▶ **Work to be completed**:
Find each line containing the string "Somática" and return it.

▶ **Information shown**:
▼▼▼

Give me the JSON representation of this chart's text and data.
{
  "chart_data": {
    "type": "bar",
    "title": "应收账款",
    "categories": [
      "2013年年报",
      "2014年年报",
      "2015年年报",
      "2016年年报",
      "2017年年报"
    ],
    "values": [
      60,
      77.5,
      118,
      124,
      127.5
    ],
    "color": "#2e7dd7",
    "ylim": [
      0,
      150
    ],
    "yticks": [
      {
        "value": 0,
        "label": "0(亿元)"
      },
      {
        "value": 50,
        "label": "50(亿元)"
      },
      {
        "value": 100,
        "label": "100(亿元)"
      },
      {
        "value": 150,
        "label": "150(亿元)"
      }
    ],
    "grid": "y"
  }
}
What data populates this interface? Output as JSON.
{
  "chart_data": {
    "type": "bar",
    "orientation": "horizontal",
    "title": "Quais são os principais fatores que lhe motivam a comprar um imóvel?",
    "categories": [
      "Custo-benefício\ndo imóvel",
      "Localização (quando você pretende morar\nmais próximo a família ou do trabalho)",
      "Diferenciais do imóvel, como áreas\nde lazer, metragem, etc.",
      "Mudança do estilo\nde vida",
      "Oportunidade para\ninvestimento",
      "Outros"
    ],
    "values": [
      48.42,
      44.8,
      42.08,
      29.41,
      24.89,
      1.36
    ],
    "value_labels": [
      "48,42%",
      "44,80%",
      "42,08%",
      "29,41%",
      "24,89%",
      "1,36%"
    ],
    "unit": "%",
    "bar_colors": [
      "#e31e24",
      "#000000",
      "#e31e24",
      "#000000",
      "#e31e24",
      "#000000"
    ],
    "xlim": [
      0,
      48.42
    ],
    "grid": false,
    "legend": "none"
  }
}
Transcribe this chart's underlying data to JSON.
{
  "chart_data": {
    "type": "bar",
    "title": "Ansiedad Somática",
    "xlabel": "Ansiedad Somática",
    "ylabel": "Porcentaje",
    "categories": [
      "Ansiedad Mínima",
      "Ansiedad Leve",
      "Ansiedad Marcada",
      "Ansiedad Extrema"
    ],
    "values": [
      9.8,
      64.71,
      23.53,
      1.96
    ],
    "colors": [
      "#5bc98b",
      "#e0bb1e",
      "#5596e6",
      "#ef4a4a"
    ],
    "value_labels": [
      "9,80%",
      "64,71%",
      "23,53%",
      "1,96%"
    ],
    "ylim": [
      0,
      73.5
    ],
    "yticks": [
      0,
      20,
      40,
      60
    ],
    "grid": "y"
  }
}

▲▲▲

▶ **Reply**:
    "title": "Ansiedad Somática",
    "xlabel": "Ansiedad Somática",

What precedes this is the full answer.